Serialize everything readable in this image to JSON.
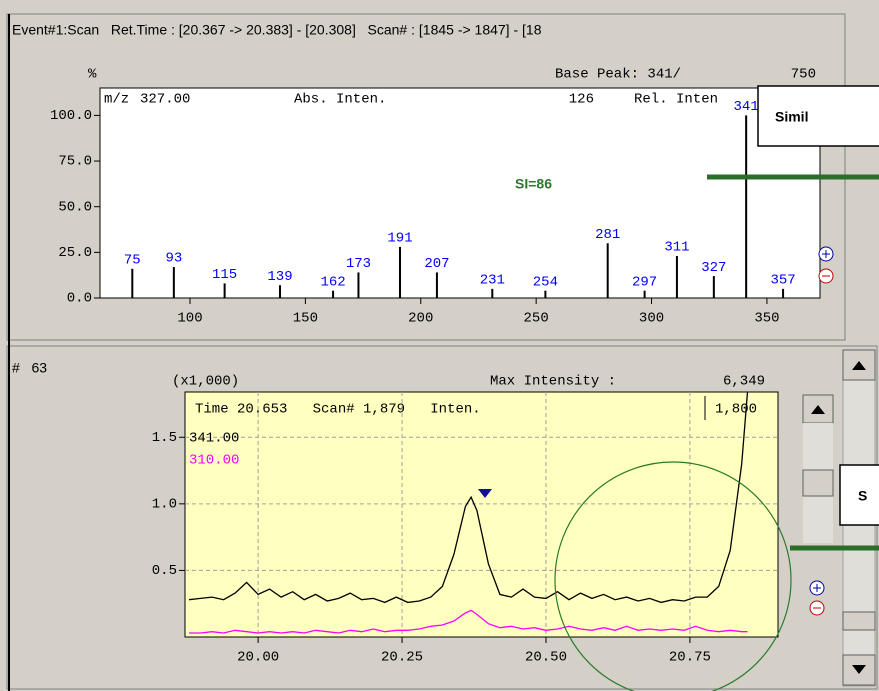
{
  "header": {
    "title": "Event#1:Scan   Ret.Time : [20.367 -> 20.383] - [20.308]   Scan# : [1845 -> 1847] - [18"
  },
  "panel": {
    "number": "#   63"
  },
  "callouts": {
    "similarity": "Simil",
    "si": "SI=86",
    "second": "S"
  },
  "chart_data": [
    {
      "type": "bar",
      "y_unit": "%",
      "info": {
        "base_peak": "Base Peak: 341/",
        "base_peak_value": "750",
        "mz": "m/z",
        "mz_value": "327.00",
        "abs": "Abs. Inten.",
        "abs_value": "126",
        "rel": "Rel. Inten"
      },
      "x": [
        75,
        93,
        115,
        139,
        162,
        173,
        191,
        207,
        231,
        254,
        281,
        297,
        311,
        327,
        341,
        357
      ],
      "series": [
        {
          "color": "#000000",
          "label_color": "#0000ff",
          "values": [
            16,
            17,
            8,
            7,
            4,
            14,
            28,
            14,
            5,
            4,
            30,
            4,
            23,
            12,
            100,
            5
          ]
        }
      ],
      "xlim": [
        61,
        373
      ],
      "ylim": [
        0,
        115
      ],
      "xticks": [
        100,
        150,
        200,
        250,
        300,
        350
      ],
      "yticks": [
        {
          "value": 0,
          "label": "0.0"
        },
        {
          "value": 25,
          "label": "25.0"
        },
        {
          "value": 50,
          "label": "50.0"
        },
        {
          "value": 75,
          "label": "75.0"
        },
        {
          "value": 100,
          "label": "100.0"
        }
      ],
      "grid": false,
      "background": "#ffffff"
    },
    {
      "type": "line",
      "y_scale_label": "(x1,000)",
      "max_intensity_label": "Max Intensity :",
      "max_intensity": "6,349",
      "cursor": "Time 20.653   Scan# 1,879   Inten.",
      "cursor_value": "1,800",
      "x": [
        19.88,
        19.9,
        19.92,
        19.94,
        19.96,
        19.98,
        20.0,
        20.02,
        20.04,
        20.06,
        20.08,
        20.1,
        20.12,
        20.14,
        20.16,
        20.18,
        20.2,
        20.22,
        20.24,
        20.26,
        20.28,
        20.3,
        20.32,
        20.34,
        20.36,
        20.37,
        20.38,
        20.4,
        20.42,
        20.44,
        20.46,
        20.48,
        20.5,
        20.52,
        20.54,
        20.56,
        20.58,
        20.6,
        20.62,
        20.64,
        20.66,
        20.68,
        20.7,
        20.72,
        20.74,
        20.76,
        20.78,
        20.8,
        20.82,
        20.84,
        20.85
      ],
      "series": [
        {
          "name": "341.00",
          "color": "#000000",
          "values": [
            0.28,
            0.29,
            0.3,
            0.28,
            0.33,
            0.41,
            0.32,
            0.36,
            0.3,
            0.34,
            0.28,
            0.32,
            0.27,
            0.29,
            0.33,
            0.28,
            0.29,
            0.26,
            0.3,
            0.26,
            0.27,
            0.3,
            0.38,
            0.62,
            0.98,
            1.05,
            0.95,
            0.55,
            0.32,
            0.3,
            0.36,
            0.3,
            0.29,
            0.34,
            0.28,
            0.33,
            0.29,
            0.32,
            0.28,
            0.3,
            0.27,
            0.29,
            0.26,
            0.28,
            0.27,
            0.3,
            0.3,
            0.38,
            0.65,
            1.3,
            1.84
          ]
        },
        {
          "name": "310.00",
          "color": "#ff00ff",
          "values": [
            0.03,
            0.03,
            0.04,
            0.03,
            0.05,
            0.04,
            0.03,
            0.04,
            0.03,
            0.04,
            0.03,
            0.05,
            0.04,
            0.03,
            0.05,
            0.04,
            0.06,
            0.04,
            0.05,
            0.05,
            0.06,
            0.08,
            0.09,
            0.12,
            0.18,
            0.2,
            0.17,
            0.1,
            0.07,
            0.08,
            0.06,
            0.07,
            0.05,
            0.06,
            0.08,
            0.06,
            0.05,
            0.07,
            0.05,
            0.08,
            0.05,
            0.06,
            0.05,
            0.06,
            0.05,
            0.08,
            0.05,
            0.04,
            0.05,
            0.04,
            0.04
          ]
        }
      ],
      "xlim": [
        19.873,
        20.903
      ],
      "ylim": [
        0,
        1.84
      ],
      "xticks": [
        {
          "value": 20.0,
          "label": "20.00"
        },
        20.25,
        {
          "value": 20.5,
          "label": "20.50"
        },
        20.75
      ],
      "yticks": [
        0.5,
        {
          "value": 1.0,
          "label": "1.0"
        },
        1.5
      ],
      "grid": true,
      "background": "#ffffc0"
    }
  ]
}
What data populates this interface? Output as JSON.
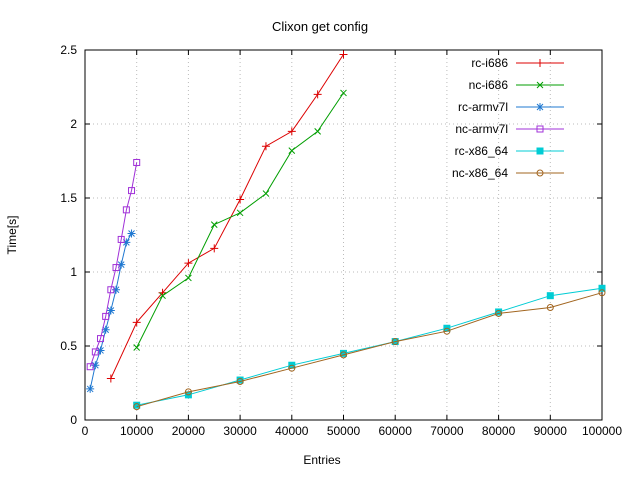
{
  "chart_data": {
    "type": "line",
    "title": "Clixon get config",
    "xlabel": "Entries",
    "ylabel": "Time[s]",
    "xlim": [
      0,
      100000
    ],
    "ylim": [
      0,
      2.5
    ],
    "xticks": [
      0,
      10000,
      20000,
      30000,
      40000,
      50000,
      60000,
      70000,
      80000,
      90000,
      100000
    ],
    "yticks": [
      0,
      0.5,
      1,
      1.5,
      2,
      2.5
    ],
    "grid": true,
    "grid_style": "dotted",
    "legend_position": "top-right-inside",
    "background_color": "#ffffff",
    "border_color": "#000000",
    "grid_color": "#bbbbbb",
    "series": [
      {
        "name": "rc-i686",
        "color": "#dc0000",
        "marker": "plus",
        "x": [
          5000,
          10000,
          15000,
          20000,
          25000,
          30000,
          35000,
          40000,
          45000,
          50000
        ],
        "y": [
          0.28,
          0.66,
          0.86,
          1.06,
          1.16,
          1.49,
          1.85,
          1.95,
          2.2,
          2.47
        ]
      },
      {
        "name": "nc-i686",
        "color": "#009e00",
        "marker": "cross",
        "x": [
          10000,
          15000,
          20000,
          25000,
          30000,
          35000,
          40000,
          45000,
          50000
        ],
        "y": [
          0.49,
          0.84,
          0.96,
          1.32,
          1.4,
          1.53,
          1.82,
          1.95,
          2.21
        ]
      },
      {
        "name": "rc-armv7l",
        "color": "#1f78d1",
        "marker": "asterisk",
        "x": [
          1000,
          2000,
          3000,
          4000,
          5000,
          6000,
          7000,
          8000,
          9000
        ],
        "y": [
          0.21,
          0.37,
          0.47,
          0.61,
          0.74,
          0.88,
          1.05,
          1.2,
          1.26
        ]
      },
      {
        "name": "nc-armv7l",
        "color": "#a030d8",
        "marker": "square-open",
        "x": [
          1000,
          2000,
          3000,
          4000,
          5000,
          6000,
          7000,
          8000,
          9000,
          10000
        ],
        "y": [
          0.36,
          0.46,
          0.55,
          0.7,
          0.88,
          1.03,
          1.22,
          1.42,
          1.55,
          1.74
        ]
      },
      {
        "name": "rc-x86_64",
        "color": "#00ccd4",
        "marker": "square-filled",
        "x": [
          10000,
          20000,
          30000,
          40000,
          50000,
          60000,
          70000,
          80000,
          90000,
          100000
        ],
        "y": [
          0.1,
          0.17,
          0.27,
          0.37,
          0.45,
          0.53,
          0.62,
          0.73,
          0.84,
          0.89
        ]
      },
      {
        "name": "nc-x86_64",
        "color": "#a2651f",
        "marker": "circle-open",
        "x": [
          10000,
          20000,
          30000,
          40000,
          50000,
          60000,
          70000,
          80000,
          90000,
          100000
        ],
        "y": [
          0.09,
          0.19,
          0.26,
          0.35,
          0.44,
          0.53,
          0.6,
          0.72,
          0.76,
          0.86
        ]
      }
    ]
  }
}
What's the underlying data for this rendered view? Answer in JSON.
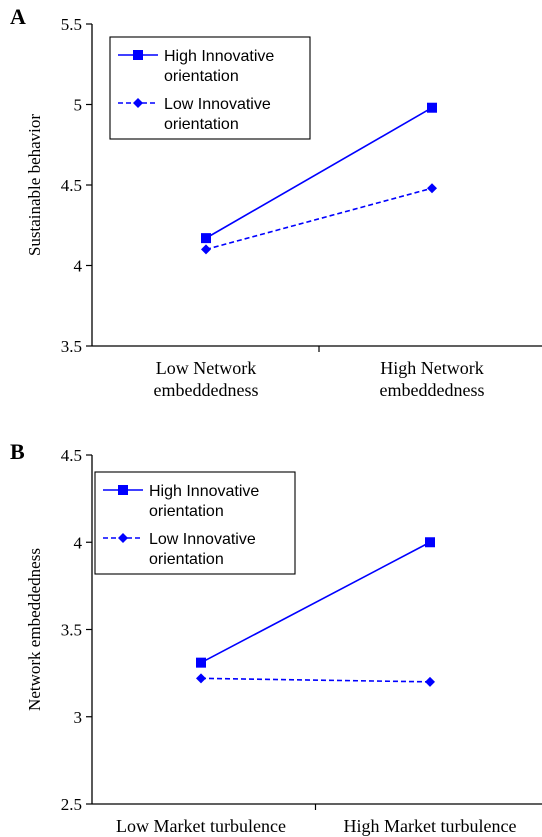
{
  "chart_data": [
    {
      "panel_label": "A",
      "type": "line",
      "categories": [
        [
          "Low Network",
          "embeddedness"
        ],
        [
          "High Network",
          "embeddedness"
        ]
      ],
      "ylabel": "Sustainable behavior",
      "ylim": [
        3.5,
        5.5
      ],
      "yticks": [
        3.5,
        4,
        4.5,
        5,
        5.5
      ],
      "ytick_labels": [
        "3.5",
        "4",
        "4.5",
        "5",
        "5.5"
      ],
      "grid": false,
      "legend_position": "top-left",
      "series": [
        {
          "name": "High Innovative orientation",
          "legend_lines": [
            "High Innovative",
            "orientation"
          ],
          "values": [
            4.17,
            4.98
          ],
          "marker": "square",
          "line": "solid",
          "color": "#0000ff"
        },
        {
          "name": "Low Innovative orientation",
          "legend_lines": [
            "Low Innovative",
            "orientation"
          ],
          "values": [
            4.1,
            4.48
          ],
          "marker": "diamond",
          "line": "dashed",
          "color": "#0000ff"
        }
      ]
    },
    {
      "panel_label": "B",
      "type": "line",
      "categories": [
        [
          "Low Market turbulence"
        ],
        [
          "High Market turbulence"
        ]
      ],
      "ylabel": "Network embeddedness",
      "ylim": [
        2.5,
        4.5
      ],
      "yticks": [
        2.5,
        3,
        3.5,
        4,
        4.5
      ],
      "ytick_labels": [
        "2.5",
        "3",
        "3.5",
        "4",
        "4.5"
      ],
      "grid": false,
      "legend_position": "top-left",
      "series": [
        {
          "name": "High Innovative orientation",
          "legend_lines": [
            "High Innovative",
            "orientation"
          ],
          "values": [
            3.31,
            4.0
          ],
          "marker": "square",
          "line": "solid",
          "color": "#0000ff"
        },
        {
          "name": "Low Innovative orientation",
          "legend_lines": [
            "Low Innovative",
            "orientation"
          ],
          "values": [
            3.22,
            3.2
          ],
          "marker": "diamond",
          "line": "dashed",
          "color": "#0000ff"
        }
      ]
    }
  ]
}
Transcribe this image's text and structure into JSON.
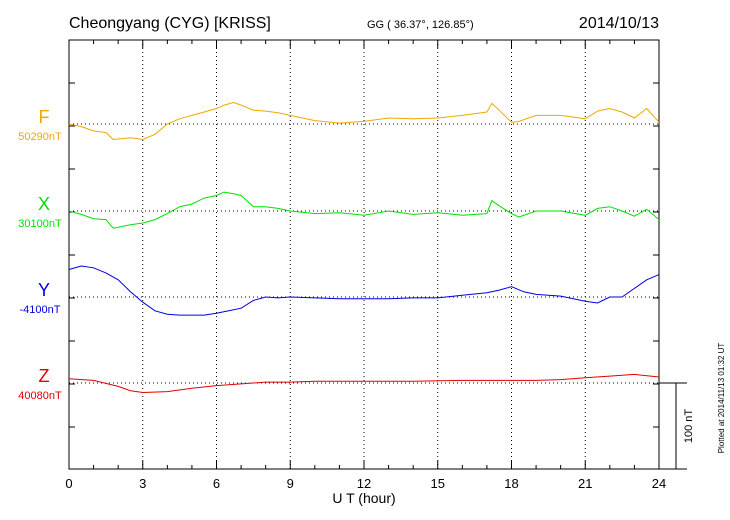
{
  "header": {
    "station": "Cheongyang (CYG)  [KRISS]",
    "coords": "GG ( 36.37°, 126.85°)",
    "date": "2014/10/13"
  },
  "side_note": "Plotted at 2014/11/13 01:32 UT",
  "scale_label": "100 nT",
  "colors": {
    "F": "#f0a800",
    "X": "#00e000",
    "Y": "#0000e0",
    "Z": "#e00000",
    "axis": "#000000",
    "grid": "#000000"
  },
  "chart_data": {
    "type": "line",
    "title": "Cheongyang (CYG)  [KRISS]",
    "xlabel": "U T (hour)",
    "xlim": [
      0,
      24
    ],
    "x_ticks": [
      0,
      3,
      6,
      9,
      12,
      15,
      18,
      21,
      24
    ],
    "x_tick_labels": [
      "0",
      "3",
      "6",
      "9",
      "12",
      "15",
      "18",
      "21",
      "24"
    ],
    "nt_per_division": 100,
    "grid": true,
    "series": [
      {
        "name": "F",
        "baseline_label": "50290nT",
        "baseline_nT": 50290,
        "x": [
          0,
          0.5,
          1,
          1.5,
          1.8,
          2.5,
          3,
          3.5,
          4,
          4.5,
          5,
          5.5,
          6,
          6.3,
          6.7,
          7,
          7.5,
          8,
          8.5,
          9,
          10,
          11,
          12,
          13,
          14,
          15,
          16,
          17,
          17.2,
          17.5,
          18,
          18.3,
          19,
          20,
          21,
          21.5,
          22,
          22.5,
          23,
          23.5,
          24
        ],
        "values": [
          50290,
          50287,
          50282,
          50280,
          50272,
          50274,
          50272,
          50278,
          50290,
          50296,
          50300,
          50304,
          50308,
          50312,
          50315,
          50312,
          50306,
          50305,
          50303,
          50300,
          50294,
          50291,
          50293,
          50297,
          50296,
          50297,
          50300,
          50304,
          50314,
          50306,
          50292,
          50293,
          50300,
          50300,
          50296,
          50305,
          50308,
          50304,
          50297,
          50308,
          50292
        ]
      },
      {
        "name": "X",
        "baseline_label": "30100nT",
        "baseline_nT": 30100,
        "x": [
          0,
          0.5,
          1,
          1.5,
          1.8,
          2.5,
          3,
          3.5,
          4,
          4.5,
          5,
          5.5,
          6,
          6.3,
          6.7,
          7,
          7.5,
          8,
          8.5,
          9,
          10,
          11,
          12,
          13,
          14,
          15,
          16,
          17,
          17.2,
          17.5,
          18,
          18.3,
          19,
          20,
          21,
          21.5,
          22,
          22.5,
          23,
          23.5,
          24
        ],
        "values": [
          30100,
          30096,
          30091,
          30090,
          30080,
          30084,
          30086,
          30090,
          30097,
          30105,
          30108,
          30115,
          30118,
          30122,
          30120,
          30118,
          30105,
          30105,
          30103,
          30100,
          30097,
          30098,
          30095,
          30100,
          30096,
          30098,
          30095,
          30097,
          30112,
          30106,
          30097,
          30093,
          30100,
          30100,
          30095,
          30103,
          30105,
          30100,
          30094,
          30102,
          30090
        ]
      },
      {
        "name": "Y",
        "baseline_label": "-4100nT",
        "baseline_nT": -4100,
        "x": [
          0,
          0.5,
          1,
          1.5,
          2,
          2.5,
          3,
          3.5,
          4,
          4.5,
          5,
          5.5,
          6,
          6.5,
          7,
          7.5,
          8,
          8.5,
          9,
          10,
          11,
          12,
          13,
          14,
          15,
          16,
          17,
          17.5,
          18,
          18.5,
          19,
          20,
          21,
          21.5,
          22,
          22.5,
          23,
          23.5,
          24
        ],
        "values": [
          -4068,
          -4064,
          -4066,
          -4072,
          -4080,
          -4094,
          -4106,
          -4116,
          -4120,
          -4121,
          -4121,
          -4121,
          -4119,
          -4116,
          -4113,
          -4104,
          -4100,
          -4101,
          -4100,
          -4101,
          -4102,
          -4102,
          -4102,
          -4101,
          -4101,
          -4098,
          -4095,
          -4092,
          -4088,
          -4094,
          -4097,
          -4099,
          -4105,
          -4107,
          -4100,
          -4100,
          -4090,
          -4080,
          -4074
        ]
      },
      {
        "name": "Z",
        "baseline_label": "40080nT",
        "baseline_nT": 40080,
        "x": [
          0,
          1,
          2,
          2.5,
          3,
          4,
          5,
          6,
          7,
          8,
          9,
          10,
          12,
          14,
          16,
          18,
          19,
          20,
          21,
          22,
          23,
          24
        ],
        "values": [
          40085,
          40083,
          40076,
          40071,
          40069,
          40070,
          40074,
          40077,
          40079,
          40081,
          40081,
          40082,
          40082,
          40082,
          40083,
          40083,
          40083,
          40084,
          40086,
          40088,
          40090,
          40087
        ]
      }
    ]
  }
}
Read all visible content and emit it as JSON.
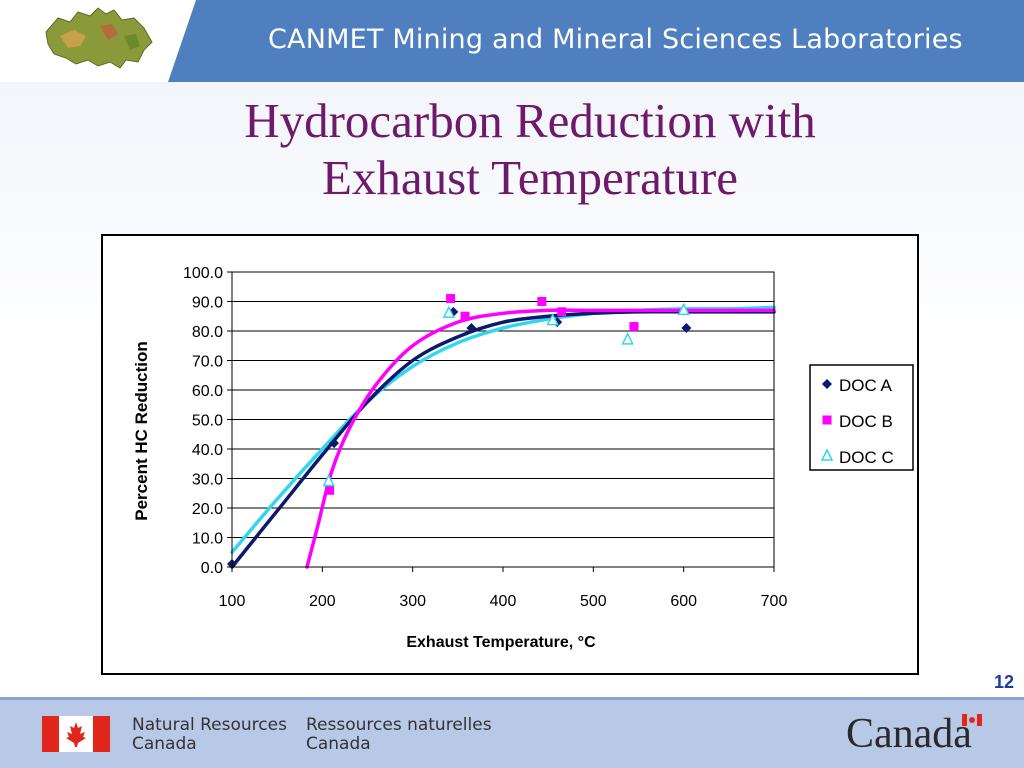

> [Directive] Find the lines above holding the word "marker" and show them.

> [Exercise response]
        "marker": "plus",
        "marker": "cross",
        "marker": "asterisk",
        "marker": "square-open",
        "marker": "square-filled",
        "marker": "circle-open",
          "marker": "square",
          "marker": "diamond",
          "marker": "square",
          "marker": "diamond",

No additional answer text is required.